Der Text
Im Fleisch der von uns allen heute hochgelobten Kommunikationsfreiheit steckt freilich ein schmerzender Stachel, den man kaum plastischer beschreiben könnte als mit dem englischen Sprichwort: "A lie can run around the world before the truth has got its boots on."

Wir wissen darum, dass etwa Facebook für Desinformationskampagnen im US-Präsidentschaftswahlkampf 2015/16 oder im Wahlkampf für die Präsidentschaftswahl in Frankreich 2017 benutzt wurde. Fake-News-Kampagnen können im Darknet um 400.000 US-Dollar bestellt werden, die Provokation von Protesten um 200.000 US-Dollar, die Diskreditierung eines Journalisten oder eines Politikers ist um 50.000 US-Dollar zu haben. Was wir im "Social Web" erleben, kann immer das "Arbeitsergebnis" eines erfolgreichen Diensteanbieters sein. Alle Versuche, den Wahrheitsgehalt von Nachrichten zu überprüfen, sind bisher gescheitert.

Konflikte aufarbeiten

Wer die Registrierungspflicht für "gewöhnliche User" vorschreibt, der nimmt also zunächst einmal eine allgemeine Wertung vor: Das Große und Ganze ist ihm einerlei, er will sich auf die Kleinen stürzen. Was hier in Gang kommt, ist ein legistischer Placeboauftritt, der sich um die wahren Probleme nicht kümmert.

Etwas anderes aber ist wichtiger: Wir finden im Entwurf eines "Bundesgesetzes über Sorgfalt und Verantwortung im Netz" keine Antwort auf das zentrale Problem, ob nämlich die durch die neuen Medien ermöglichten kommunikativen Akte samt und sonders immer nur und ausschließlich am Maßstab des Straf- und Medienrechts gemessen werden sollen und ob die staatliche Justizgewähr die einzige Form der Konfliktbearbeitung im Netz sein soll. Fragen der medialen Selbstregulierung (Stichwort: Faktenchecker mit anschließender Markierung von "Fake-News") kommen dem Entwurf ebenso wenig in den Sinn wie staatsferne Institutionen mit aufsichtsrechtlicher Funktion (Stichwort: regulierte Selbstregulierung). Der ganze Entwurf schwindelt sich um das eigentliche Problem herum.

Deine Aufgabe A
Schreib alles vom Anfang der Datensätze bis hinunter zur Zeile mit „89, 134, 101]“ als JSON-Liste von Strings um, mit einem String pro Zeile und ohne Leerzeilen.
Der Text und die Datensätze haben nichts miteinander zu tun.

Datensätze
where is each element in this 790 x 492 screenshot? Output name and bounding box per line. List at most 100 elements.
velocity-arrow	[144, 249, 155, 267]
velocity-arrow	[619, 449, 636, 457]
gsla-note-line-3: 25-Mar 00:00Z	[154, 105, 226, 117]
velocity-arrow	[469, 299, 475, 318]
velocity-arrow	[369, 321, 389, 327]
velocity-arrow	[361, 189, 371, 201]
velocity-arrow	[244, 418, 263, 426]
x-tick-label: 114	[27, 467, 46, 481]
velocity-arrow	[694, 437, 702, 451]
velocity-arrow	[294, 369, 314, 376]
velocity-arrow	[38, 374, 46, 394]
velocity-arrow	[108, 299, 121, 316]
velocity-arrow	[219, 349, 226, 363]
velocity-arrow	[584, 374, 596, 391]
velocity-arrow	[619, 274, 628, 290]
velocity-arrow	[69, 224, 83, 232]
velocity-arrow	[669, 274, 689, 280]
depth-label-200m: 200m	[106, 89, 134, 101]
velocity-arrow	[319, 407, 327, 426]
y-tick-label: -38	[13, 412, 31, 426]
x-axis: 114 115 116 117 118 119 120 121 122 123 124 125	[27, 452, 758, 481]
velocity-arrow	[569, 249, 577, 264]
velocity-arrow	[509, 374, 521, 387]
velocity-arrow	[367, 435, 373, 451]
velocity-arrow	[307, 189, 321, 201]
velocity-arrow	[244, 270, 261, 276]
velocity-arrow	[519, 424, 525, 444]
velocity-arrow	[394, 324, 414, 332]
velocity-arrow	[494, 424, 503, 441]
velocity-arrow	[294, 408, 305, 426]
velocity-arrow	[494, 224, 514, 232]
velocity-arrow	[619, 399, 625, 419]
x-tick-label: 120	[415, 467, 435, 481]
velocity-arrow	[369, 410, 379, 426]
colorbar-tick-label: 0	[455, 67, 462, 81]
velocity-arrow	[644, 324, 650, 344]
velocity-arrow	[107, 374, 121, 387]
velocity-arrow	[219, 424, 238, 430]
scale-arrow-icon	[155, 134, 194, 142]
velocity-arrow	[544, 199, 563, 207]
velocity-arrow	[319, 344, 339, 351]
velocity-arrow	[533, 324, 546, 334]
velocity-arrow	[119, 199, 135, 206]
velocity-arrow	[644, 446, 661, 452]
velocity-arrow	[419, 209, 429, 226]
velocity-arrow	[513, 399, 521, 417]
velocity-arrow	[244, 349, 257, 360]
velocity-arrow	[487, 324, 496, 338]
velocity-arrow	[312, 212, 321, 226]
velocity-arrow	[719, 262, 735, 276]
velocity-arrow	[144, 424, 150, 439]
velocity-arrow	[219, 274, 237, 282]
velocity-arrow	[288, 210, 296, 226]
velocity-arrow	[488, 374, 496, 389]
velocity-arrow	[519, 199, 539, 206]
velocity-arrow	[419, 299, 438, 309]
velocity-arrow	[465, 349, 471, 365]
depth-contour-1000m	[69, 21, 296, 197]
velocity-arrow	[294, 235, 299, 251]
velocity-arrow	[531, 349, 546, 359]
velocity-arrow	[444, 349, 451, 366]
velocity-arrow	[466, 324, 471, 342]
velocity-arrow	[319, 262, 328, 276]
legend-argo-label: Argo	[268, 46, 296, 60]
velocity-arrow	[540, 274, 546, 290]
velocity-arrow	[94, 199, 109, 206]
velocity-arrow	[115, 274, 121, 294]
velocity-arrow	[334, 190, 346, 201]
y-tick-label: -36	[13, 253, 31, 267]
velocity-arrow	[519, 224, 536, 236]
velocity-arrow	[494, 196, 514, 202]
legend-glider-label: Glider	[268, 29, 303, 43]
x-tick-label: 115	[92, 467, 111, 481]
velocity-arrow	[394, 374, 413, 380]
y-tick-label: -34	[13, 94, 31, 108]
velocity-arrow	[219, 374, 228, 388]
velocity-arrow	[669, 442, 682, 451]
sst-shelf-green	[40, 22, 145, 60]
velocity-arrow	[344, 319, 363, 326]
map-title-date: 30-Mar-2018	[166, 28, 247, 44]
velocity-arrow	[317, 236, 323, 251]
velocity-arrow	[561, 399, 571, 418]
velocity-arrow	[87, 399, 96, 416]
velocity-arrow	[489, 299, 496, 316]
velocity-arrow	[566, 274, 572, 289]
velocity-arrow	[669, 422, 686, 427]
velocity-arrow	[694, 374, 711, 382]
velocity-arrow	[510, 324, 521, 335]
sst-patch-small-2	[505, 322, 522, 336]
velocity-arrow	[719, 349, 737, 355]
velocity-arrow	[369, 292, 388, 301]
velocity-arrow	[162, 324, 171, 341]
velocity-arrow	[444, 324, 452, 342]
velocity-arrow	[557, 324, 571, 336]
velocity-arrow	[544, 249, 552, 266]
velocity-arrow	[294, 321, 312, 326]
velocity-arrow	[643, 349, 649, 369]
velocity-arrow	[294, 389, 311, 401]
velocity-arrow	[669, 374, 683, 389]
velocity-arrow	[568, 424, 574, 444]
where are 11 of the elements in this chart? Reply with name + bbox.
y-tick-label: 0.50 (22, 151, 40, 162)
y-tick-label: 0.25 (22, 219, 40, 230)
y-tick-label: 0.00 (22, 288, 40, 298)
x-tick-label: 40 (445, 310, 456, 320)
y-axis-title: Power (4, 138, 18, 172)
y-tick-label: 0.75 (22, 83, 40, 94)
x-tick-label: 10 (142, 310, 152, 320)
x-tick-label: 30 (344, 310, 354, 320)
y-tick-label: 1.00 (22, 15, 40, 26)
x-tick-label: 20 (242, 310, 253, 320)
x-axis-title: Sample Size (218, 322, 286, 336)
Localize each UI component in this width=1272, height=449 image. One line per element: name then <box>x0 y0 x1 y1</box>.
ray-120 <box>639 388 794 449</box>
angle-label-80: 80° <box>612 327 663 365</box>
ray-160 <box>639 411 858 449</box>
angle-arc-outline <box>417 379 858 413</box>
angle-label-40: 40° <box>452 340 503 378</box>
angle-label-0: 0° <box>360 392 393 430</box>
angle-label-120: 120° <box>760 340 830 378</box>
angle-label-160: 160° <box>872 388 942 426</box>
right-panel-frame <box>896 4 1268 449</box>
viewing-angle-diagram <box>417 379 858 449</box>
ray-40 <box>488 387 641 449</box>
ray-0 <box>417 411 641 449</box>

Deine Aufgabe B
Warum bezeichnet der Text zum Gesetzentwurf die Registrierungspflicht für „gewöhnliche User“ als „legistischen Placeboauftritt“? Antworte in ein bis drei Sätzen.

Erwartete Antwort A
[
  "where is each element in this 790 x 492 screenshot? Output name and bounding box per line. List at most 100 elements.",
  "velocity-arrow\t[144, 249, 155, 267]",
  "velocity-arrow\t[619, 449, 636, 457]",
  "gsla-note-line-3: 25-Mar 00:00Z\t[154, 105, 226, 117]",
  "velocity-arrow\t[469, 299, 475, 318]",
  "velocity-arrow\t[369, 321, 389, 327]",
  "velocity-arrow\t[361, 189, 371, 201]",
  "velocity-arrow\t[244, 418, 263, 426]",
  "x-tick-label: 114\t[27, 467, 46, 481]",
  "velocity-arrow\t[694, 437, 702, 451]",
  "velocity-arrow\t[294, 369, 314, 376]",
  "velocity-arrow\t[38, 374, 46, 394]",
  "velocity-arrow\t[108, 299, 121, 316]",
  "velocity-arrow\t[219, 349, 226, 363]",
  "velocity-arrow\t[584, 374, 596, 391]",
  "velocity-arrow\t[619, 274, 628, 290]",
  "velocity-arrow\t[69, 224, 83, 232]",
  "velocity-arrow\t[669, 274, 689, 280]",
  "depth-label-200m: 200m\t[106, 89, 134, 101]"
]

Erwartete Antwort B
Wer diese Pflicht vorschreibt, dem ist laut Text das Große und Ganze einerlei, und er will sich nur auf die Kleinen stürzen. Deshalb kümmert sich die Regelung nicht um die wahren Probleme.